→ **INSTRUCTION**:
Retype the whole listing below, character for character.

[Extracted records]
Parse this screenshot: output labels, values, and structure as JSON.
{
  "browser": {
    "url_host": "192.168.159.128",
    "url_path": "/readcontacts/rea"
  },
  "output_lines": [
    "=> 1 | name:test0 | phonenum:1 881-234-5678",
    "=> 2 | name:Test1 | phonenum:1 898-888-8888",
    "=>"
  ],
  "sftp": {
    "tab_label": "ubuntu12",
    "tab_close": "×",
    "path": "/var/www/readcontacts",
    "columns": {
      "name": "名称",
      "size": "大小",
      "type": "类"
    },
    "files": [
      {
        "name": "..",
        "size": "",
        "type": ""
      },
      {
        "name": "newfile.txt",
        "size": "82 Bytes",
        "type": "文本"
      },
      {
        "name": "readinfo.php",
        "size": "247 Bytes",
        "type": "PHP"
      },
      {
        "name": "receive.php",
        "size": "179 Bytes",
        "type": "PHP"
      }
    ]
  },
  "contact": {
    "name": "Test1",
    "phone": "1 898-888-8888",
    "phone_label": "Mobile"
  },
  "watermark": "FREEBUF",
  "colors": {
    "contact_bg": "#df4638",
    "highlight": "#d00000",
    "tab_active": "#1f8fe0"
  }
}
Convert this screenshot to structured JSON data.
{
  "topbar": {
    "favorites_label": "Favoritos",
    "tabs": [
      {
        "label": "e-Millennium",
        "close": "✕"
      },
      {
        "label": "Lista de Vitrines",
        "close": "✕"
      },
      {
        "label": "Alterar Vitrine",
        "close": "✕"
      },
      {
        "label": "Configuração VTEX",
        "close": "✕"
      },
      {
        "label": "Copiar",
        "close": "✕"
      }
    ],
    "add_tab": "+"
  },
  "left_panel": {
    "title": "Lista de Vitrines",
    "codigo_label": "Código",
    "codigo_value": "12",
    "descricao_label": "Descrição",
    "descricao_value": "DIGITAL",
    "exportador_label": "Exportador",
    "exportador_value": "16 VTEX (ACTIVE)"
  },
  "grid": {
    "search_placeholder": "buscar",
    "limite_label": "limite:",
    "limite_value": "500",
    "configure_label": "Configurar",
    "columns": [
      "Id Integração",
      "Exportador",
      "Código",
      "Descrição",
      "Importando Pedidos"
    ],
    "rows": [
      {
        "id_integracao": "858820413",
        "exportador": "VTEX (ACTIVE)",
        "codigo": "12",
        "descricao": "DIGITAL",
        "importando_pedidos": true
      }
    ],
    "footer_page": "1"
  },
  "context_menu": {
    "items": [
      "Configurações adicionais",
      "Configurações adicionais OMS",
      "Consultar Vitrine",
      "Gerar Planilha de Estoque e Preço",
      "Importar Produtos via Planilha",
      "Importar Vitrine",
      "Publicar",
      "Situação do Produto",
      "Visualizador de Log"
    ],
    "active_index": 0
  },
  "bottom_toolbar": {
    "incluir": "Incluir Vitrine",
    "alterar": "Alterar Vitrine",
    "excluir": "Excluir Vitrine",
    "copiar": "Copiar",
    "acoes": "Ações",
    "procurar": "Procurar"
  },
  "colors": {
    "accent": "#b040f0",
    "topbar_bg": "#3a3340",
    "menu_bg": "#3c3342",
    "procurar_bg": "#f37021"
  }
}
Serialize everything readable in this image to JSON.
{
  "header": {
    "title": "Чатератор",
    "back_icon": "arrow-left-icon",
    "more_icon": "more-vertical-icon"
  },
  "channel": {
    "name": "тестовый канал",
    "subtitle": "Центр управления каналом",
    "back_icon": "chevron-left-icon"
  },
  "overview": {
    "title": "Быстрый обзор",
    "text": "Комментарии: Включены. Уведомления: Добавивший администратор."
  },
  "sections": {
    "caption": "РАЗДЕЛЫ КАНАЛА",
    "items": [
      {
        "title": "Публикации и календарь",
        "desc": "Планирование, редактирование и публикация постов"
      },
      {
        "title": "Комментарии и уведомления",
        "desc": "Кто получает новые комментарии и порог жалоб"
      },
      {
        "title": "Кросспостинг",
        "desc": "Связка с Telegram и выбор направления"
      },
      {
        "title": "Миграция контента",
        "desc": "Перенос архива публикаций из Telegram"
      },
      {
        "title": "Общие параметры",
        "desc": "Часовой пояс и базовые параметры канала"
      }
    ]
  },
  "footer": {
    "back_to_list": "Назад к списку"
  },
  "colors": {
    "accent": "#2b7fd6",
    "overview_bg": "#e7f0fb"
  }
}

→ **OUTPUT**:
Parse this screenshot: output labels, values, and structure as JSON.
{
  "browser": {
    "url_host": "192.168.159.128",
    "url_path": "/readcontacts/rea"
  },
  "output_lines": [
    "=> 1 | name:test0 | phonenum:1 881-234-5678",
    "=> 2 | name:Test1 | phonenum:1 898-888-8888",
    "=>"
  ],
  "sftp": {
    "tab_label": "ubuntu12",
    "tab_close": "×",
    "path": "/var/www/readcontacts",
    "columns": {
      "name": "名称",
      "size": "大小",
      "type": "类"
    },
    "files": [
      {
        "name": "..",
        "size": "",
        "type": ""
      },
      {
        "name": "newfile.txt",
        "size": "82 Bytes",
        "type": "文本"
      },
      {
        "name": "readinfo.php",
        "size": "247 Bytes",
        "type": "PHP"
      },
      {
        "name": "receive.php",
        "size": "179 Bytes",
        "type": "PHP"
      }
    ]
  },
  "contact": {
    "name": "Test1",
    "phone": "1 898-888-8888",
    "phone_label": "Mobile"
  },
  "watermark": "FREEBUF",
  "colors": {
    "contact_bg": "#df4638",
    "highlight": "#d00000",
    "tab_active": "#1f8fe0"
  }
}
Convert this screenshot to structured JSON data.
{
  "topbar": {
    "favorites_label": "Favoritos",
    "tabs": [
      {
        "label": "e-Millennium",
        "close": "✕"
      },
      {
        "label": "Lista de Vitrines",
        "close": "✕"
      },
      {
        "label": "Alterar Vitrine",
        "close": "✕"
      },
      {
        "label": "Configuração VTEX",
        "close": "✕"
      },
      {
        "label": "Copiar",
        "close": "✕"
      }
    ],
    "add_tab": "+"
  },
  "left_panel": {
    "title": "Lista de Vitrines",
    "codigo_label": "Código",
    "codigo_value": "12",
    "descricao_label": "Descrição",
    "descricao_value": "DIGITAL",
    "exportador_label": "Exportador",
    "exportador_value": "16 VTEX (ACTIVE)"
  },
  "grid": {
    "search_placeholder": "buscar",
    "limite_label": "limite:",
    "limite_value": "500",
    "configure_label": "Configurar",
    "columns": [
      "Id Integração",
      "Exportador",
      "Código",
      "Descrição",
      "Importando Pedidos"
    ],
    "rows": [
      {
        "id_integracao": "858820413",
        "exportador": "VTEX (ACTIVE)",
        "codigo": "12",
        "descricao": "DIGITAL",
        "importando_pedidos": true
      }
    ],
    "footer_page": "1"
  },
  "context_menu": {
    "items": [
      "Configurações adicionais",
      "Configurações adicionais OMS",
      "Consultar Vitrine",
      "Gerar Planilha de Estoque e Preço",
      "Importar Produtos via Planilha",
      "Importar Vitrine",
      "Publicar",
      "Situação do Produto",
      "Visualizador de Log"
    ],
    "active_index": 0
  },
  "bottom_toolbar": {
    "incluir": "Incluir Vitrine",
    "alterar": "Alterar Vitrine",
    "excluir": "Excluir Vitrine",
    "copiar": "Copiar",
    "acoes": "Ações",
    "procurar": "Procurar"
  },
  "colors": {
    "accent": "#b040f0",
    "topbar_bg": "#3a3340",
    "menu_bg": "#3c3342",
    "procurar_bg": "#f37021"
  }
}
Serialize everything readable in this image to JSON.
{
  "header": {
    "title": "Чатератор",
    "back_icon": "arrow-left-icon",
    "more_icon": "more-vertical-icon"
  },
  "channel": {
    "name": "тестовый канал",
    "subtitle": "Центр управления каналом",
    "back_icon": "chevron-left-icon"
  },
  "overview": {
    "title": "Быстрый обзор",
    "text": "Комментарии: Включены. Уведомления: Добавивший администратор."
  },
  "sections": {
    "caption": "РАЗДЕЛЫ КАНАЛА",
    "items": [
      {
        "title": "Публикации и календарь",
        "desc": "Планирование, редактирование и публикация постов"
      },
      {
        "title": "Комментарии и уведомления",
        "desc": "Кто получает новые комментарии и порог жалоб"
      },
      {
        "title": "Кросспостинг",
        "desc": "Связка с Telegram и выбор направления"
      },
      {
        "title": "Миграция контента",
        "desc": "Перенос архива публикаций из Telegram"
      },
      {
        "title": "Общие параметры",
        "desc": "Часовой пояс и базовые параметры канала"
      }
    ]
  },
  "footer": {
    "back_to_list": "Назад к списку"
  },
  "colors": {
    "accent": "#2b7fd6",
    "overview_bg": "#e7f0fb"
  }
}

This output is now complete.